** START OF EXERCISE MATERIALS **

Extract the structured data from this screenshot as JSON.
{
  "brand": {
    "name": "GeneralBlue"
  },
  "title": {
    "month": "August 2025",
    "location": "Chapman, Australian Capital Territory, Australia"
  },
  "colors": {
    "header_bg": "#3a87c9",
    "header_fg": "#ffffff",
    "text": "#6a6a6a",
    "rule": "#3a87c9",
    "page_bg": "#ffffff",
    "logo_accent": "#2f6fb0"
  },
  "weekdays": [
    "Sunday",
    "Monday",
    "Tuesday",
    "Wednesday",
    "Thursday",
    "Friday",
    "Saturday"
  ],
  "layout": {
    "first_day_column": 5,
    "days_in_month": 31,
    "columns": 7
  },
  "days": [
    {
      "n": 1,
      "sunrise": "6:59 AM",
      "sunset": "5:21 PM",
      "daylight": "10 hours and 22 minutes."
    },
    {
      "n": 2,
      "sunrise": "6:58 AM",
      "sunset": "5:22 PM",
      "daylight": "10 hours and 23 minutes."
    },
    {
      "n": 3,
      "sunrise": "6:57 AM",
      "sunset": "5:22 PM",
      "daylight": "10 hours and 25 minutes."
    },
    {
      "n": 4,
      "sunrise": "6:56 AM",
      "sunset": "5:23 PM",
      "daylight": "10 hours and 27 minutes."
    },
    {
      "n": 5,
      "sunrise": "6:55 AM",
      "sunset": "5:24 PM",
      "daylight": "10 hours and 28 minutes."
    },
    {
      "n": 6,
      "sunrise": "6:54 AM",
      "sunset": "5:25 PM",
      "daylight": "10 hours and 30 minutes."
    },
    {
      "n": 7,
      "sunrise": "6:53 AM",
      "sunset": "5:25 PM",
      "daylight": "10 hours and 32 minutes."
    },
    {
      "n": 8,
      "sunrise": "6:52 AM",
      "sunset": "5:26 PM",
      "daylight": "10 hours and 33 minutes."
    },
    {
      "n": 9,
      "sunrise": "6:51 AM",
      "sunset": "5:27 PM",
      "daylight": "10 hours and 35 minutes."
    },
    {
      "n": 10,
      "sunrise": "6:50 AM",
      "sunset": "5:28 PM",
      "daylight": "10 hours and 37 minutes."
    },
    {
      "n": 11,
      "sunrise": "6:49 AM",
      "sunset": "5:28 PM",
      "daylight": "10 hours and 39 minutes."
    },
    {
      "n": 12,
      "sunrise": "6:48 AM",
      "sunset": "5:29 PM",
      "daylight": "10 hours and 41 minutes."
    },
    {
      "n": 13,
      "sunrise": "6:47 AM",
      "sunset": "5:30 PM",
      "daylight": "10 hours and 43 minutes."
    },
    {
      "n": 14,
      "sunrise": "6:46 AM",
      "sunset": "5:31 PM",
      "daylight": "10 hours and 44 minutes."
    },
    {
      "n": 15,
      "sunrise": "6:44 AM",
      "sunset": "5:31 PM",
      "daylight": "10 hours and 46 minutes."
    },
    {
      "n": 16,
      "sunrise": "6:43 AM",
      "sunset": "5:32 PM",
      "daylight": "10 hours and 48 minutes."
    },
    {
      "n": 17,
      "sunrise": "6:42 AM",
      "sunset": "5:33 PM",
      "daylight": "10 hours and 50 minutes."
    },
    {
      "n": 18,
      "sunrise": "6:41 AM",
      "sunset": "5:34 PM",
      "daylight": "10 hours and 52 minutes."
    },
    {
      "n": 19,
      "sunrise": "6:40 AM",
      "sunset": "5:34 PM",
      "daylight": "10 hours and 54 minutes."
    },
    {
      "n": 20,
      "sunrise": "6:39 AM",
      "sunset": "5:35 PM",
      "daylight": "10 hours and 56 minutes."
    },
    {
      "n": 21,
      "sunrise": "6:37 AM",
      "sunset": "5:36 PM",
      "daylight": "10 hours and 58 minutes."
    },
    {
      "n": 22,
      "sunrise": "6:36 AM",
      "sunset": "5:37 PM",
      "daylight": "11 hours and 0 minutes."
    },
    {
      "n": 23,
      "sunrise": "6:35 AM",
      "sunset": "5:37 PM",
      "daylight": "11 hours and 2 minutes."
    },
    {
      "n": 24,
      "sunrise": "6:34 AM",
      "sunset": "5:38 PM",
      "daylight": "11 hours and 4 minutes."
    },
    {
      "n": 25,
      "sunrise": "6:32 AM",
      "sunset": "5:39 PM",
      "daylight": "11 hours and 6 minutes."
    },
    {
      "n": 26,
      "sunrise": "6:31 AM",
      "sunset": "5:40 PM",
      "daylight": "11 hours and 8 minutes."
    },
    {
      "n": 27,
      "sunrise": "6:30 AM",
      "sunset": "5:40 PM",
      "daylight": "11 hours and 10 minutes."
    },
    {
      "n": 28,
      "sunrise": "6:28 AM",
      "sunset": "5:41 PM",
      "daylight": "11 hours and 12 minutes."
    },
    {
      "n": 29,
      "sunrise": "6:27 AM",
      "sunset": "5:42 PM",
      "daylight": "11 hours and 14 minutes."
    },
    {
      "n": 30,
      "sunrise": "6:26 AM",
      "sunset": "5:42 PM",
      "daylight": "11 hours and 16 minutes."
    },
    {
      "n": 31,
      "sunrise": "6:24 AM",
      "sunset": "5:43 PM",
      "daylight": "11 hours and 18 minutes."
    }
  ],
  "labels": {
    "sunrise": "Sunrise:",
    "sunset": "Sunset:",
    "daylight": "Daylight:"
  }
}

** END OF EXERCISE MATERIALS **
** START OF EXERCISE MATERIALS **

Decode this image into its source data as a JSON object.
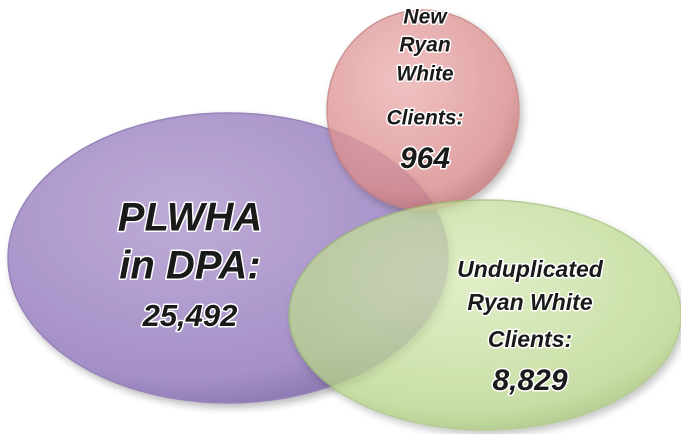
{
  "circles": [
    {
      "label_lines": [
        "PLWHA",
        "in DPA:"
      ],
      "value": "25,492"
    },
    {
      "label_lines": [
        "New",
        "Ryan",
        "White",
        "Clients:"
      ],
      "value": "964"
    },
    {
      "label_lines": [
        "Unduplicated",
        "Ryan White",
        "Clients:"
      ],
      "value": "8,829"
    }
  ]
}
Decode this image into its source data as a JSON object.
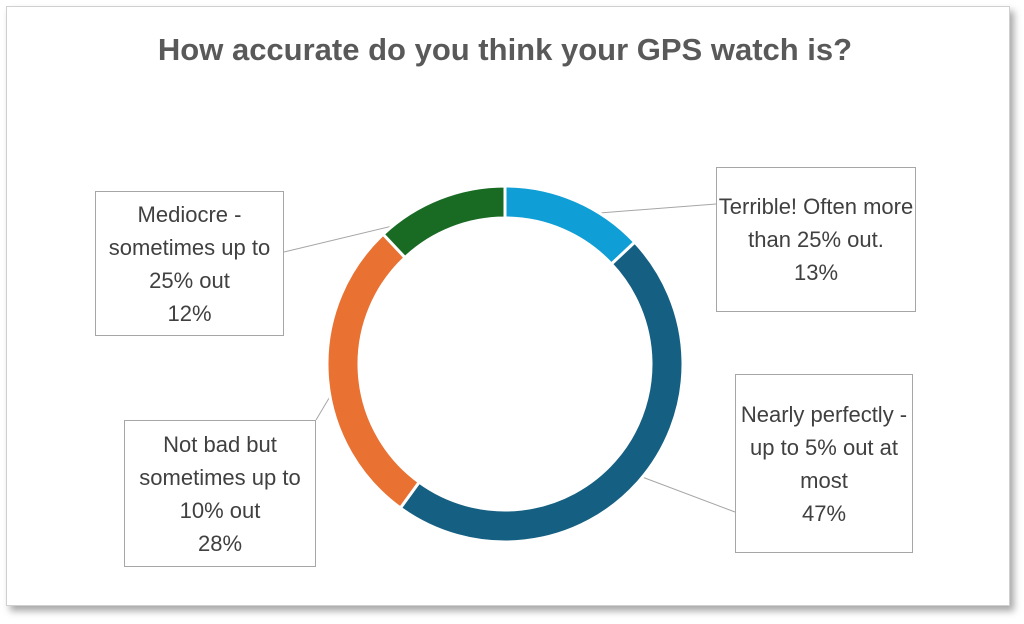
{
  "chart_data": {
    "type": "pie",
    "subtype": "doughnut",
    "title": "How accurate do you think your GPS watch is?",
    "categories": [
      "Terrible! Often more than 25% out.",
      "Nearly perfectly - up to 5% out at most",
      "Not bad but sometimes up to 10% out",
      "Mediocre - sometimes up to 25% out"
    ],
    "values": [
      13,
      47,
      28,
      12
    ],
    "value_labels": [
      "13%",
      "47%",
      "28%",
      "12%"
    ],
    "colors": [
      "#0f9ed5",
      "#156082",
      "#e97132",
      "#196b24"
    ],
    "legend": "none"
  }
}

** END OF EXERCISE MATERIALS **
** START OF EXERCISE MATERIALS **

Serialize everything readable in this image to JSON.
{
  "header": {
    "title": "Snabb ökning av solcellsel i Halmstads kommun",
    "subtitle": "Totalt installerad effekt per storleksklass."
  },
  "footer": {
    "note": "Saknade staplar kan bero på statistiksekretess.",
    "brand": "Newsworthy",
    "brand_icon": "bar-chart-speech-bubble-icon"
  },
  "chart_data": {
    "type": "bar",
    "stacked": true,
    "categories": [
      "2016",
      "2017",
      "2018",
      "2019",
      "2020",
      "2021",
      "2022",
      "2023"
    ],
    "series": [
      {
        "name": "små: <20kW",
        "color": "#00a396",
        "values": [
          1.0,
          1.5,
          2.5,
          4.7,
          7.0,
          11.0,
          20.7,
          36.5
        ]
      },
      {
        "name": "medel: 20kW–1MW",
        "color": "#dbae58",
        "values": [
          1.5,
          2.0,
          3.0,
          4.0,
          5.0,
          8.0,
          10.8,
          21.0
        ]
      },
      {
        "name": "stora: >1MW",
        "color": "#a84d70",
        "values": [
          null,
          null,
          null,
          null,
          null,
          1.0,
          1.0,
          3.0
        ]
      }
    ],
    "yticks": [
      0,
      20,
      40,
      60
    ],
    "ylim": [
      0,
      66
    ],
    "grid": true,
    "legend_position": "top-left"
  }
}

** END OF EXERCISE MATERIALS **

### GOAL OF THE EXERCISE
Pick out each line containing "this" and report it.

### THE COMPLETED TASK
Extract the structured data from this screenshot as JSON.
Decode this image into its source data as a JSON object.
Decode this image into its source data as a JSON object.
Serialize everything readable in this image to JSON.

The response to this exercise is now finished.